In the listing that follows, how many lines contain the string "modulated"? Provide only the number.

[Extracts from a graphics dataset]

════════

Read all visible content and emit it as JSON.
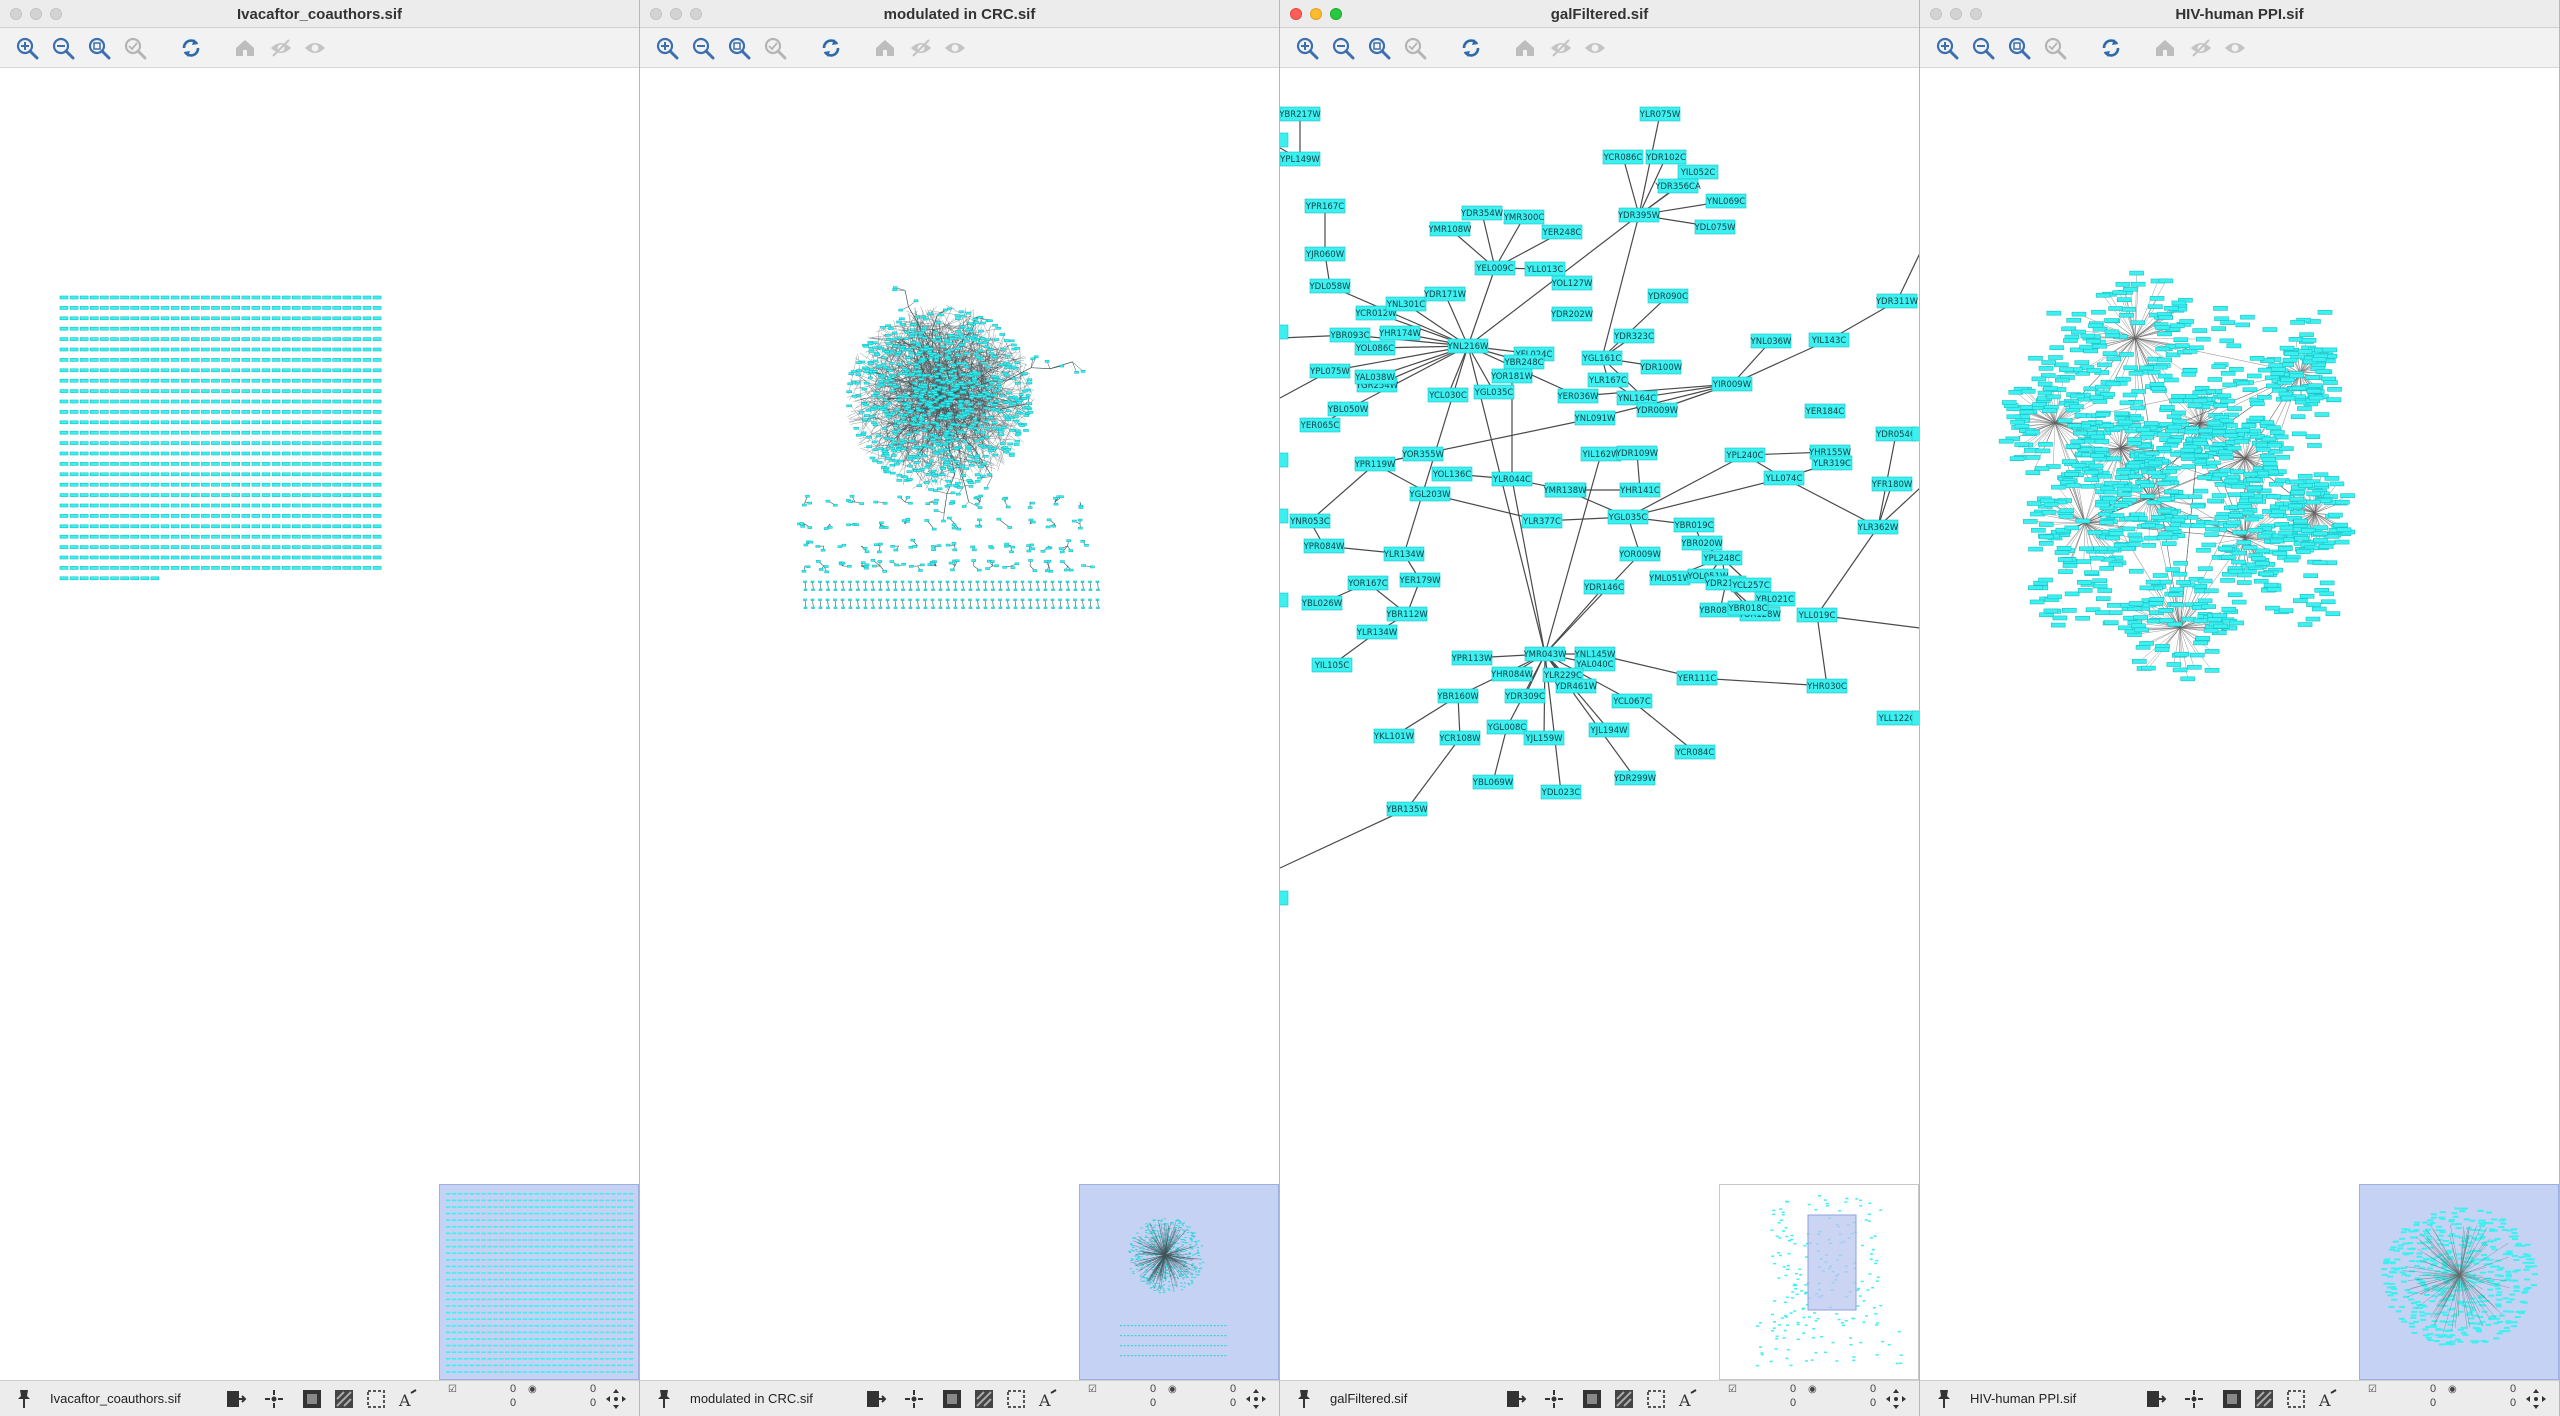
{
  "windows": [
    {
      "title": "Ivacaftor_coauthors.sif",
      "status_label": "Ivacaftor_coauthors.sif",
      "counts": [
        "0",
        "0",
        "0",
        "0"
      ]
    },
    {
      "title": "modulated in CRC.sif",
      "status_label": "modulated in CRC.sif",
      "counts": [
        "0",
        "0",
        "0",
        "0"
      ]
    },
    {
      "title": "galFiltered.sif",
      "status_label": "galFiltered.sif",
      "counts": [
        "0",
        "0",
        "0",
        "0"
      ]
    },
    {
      "title": "HIV-human PPI.sif",
      "status_label": "HIV-human PPI.sif",
      "counts": [
        "0",
        "0",
        "0",
        "0"
      ]
    }
  ],
  "toolbar": {
    "zoom_in": "zoom-in-icon",
    "zoom_out": "zoom-out-icon",
    "zoom_fit": "zoom-fit-icon",
    "zoom_selected": "zoom-selected-icon",
    "refresh": "refresh-icon",
    "home": "home-icon",
    "hide": "hide-icon",
    "show": "show-icon"
  },
  "galFiltered_nodes": [
    "YBR217W",
    "YPL149W",
    "YPR167C",
    "YJR060W",
    "YDL058W",
    "YCR012W",
    "YNL301C",
    "YDR171W",
    "YOL086C",
    "YNL216W",
    "YGR254W",
    "YHR174W",
    "YBR093C",
    "YAL038W",
    "YER065C",
    "YBL050W",
    "YPL075W",
    "YCL030C",
    "YGL035C",
    "YDR354W",
    "YMR300C",
    "YMR108W",
    "YER248C",
    "YEL009C",
    "YFL024C",
    "YBR248C",
    "YLL013C",
    "YOL127W",
    "YLR075W",
    "YCR086C",
    "YDR102C",
    "YIL052C",
    "YDR356CA",
    "YDR395W",
    "YNL069C",
    "YDL075W",
    "YDR202W",
    "YGL161C",
    "YDR323C",
    "YDR090C",
    "YDR100W",
    "YLR167C",
    "YER036W",
    "YNL164C",
    "YIR009W",
    "YDR009W",
    "YNL036W",
    "YIL143C",
    "YDR311W",
    "YOR181W",
    "YNL091W",
    "YIL162W",
    "YDR109W",
    "YHR141C",
    "YER184C",
    "YPL240C",
    "YLL074C",
    "YHR155W",
    "YLR319C",
    "YML081W",
    "YFR180W",
    "YPR119W",
    "YOR355W",
    "YOL136C",
    "YLR044C",
    "YMR138W",
    "YGL203W",
    "YLR377C",
    "YGL035C2",
    "YBR019C",
    "YBR020W",
    "YOR009W",
    "YPL248C",
    "YML051W",
    "YOL051W",
    "YDR212W",
    "YLL019C",
    "YCL257C",
    "YBL021C",
    "YDR146C",
    "YBR081W",
    "YOR128W",
    "YBR018C",
    "YBL026W",
    "YOR167C",
    "YNR053C",
    "YBR112W",
    "YLR134W",
    "YIL105C",
    "YPR113W",
    "YMR043W",
    "YNL145W",
    "YAL040C",
    "YER111C",
    "YHR030C",
    "YLR229C",
    "YDR461W",
    "YCL067C",
    "YDR309C",
    "YBR160W",
    "YHR084W",
    "YGL008C",
    "YKL101W",
    "YCR108W",
    "YJL159W",
    "YBL069W",
    "YDL023C",
    "YJL194W",
    "YDR299W",
    "YCR084C",
    "YBR135W",
    "YLL122C",
    "YDR054C",
    "YLR362W",
    "YPR084W",
    "YLR134W2",
    "YER179W"
  ]
}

════════

» Exercise response
2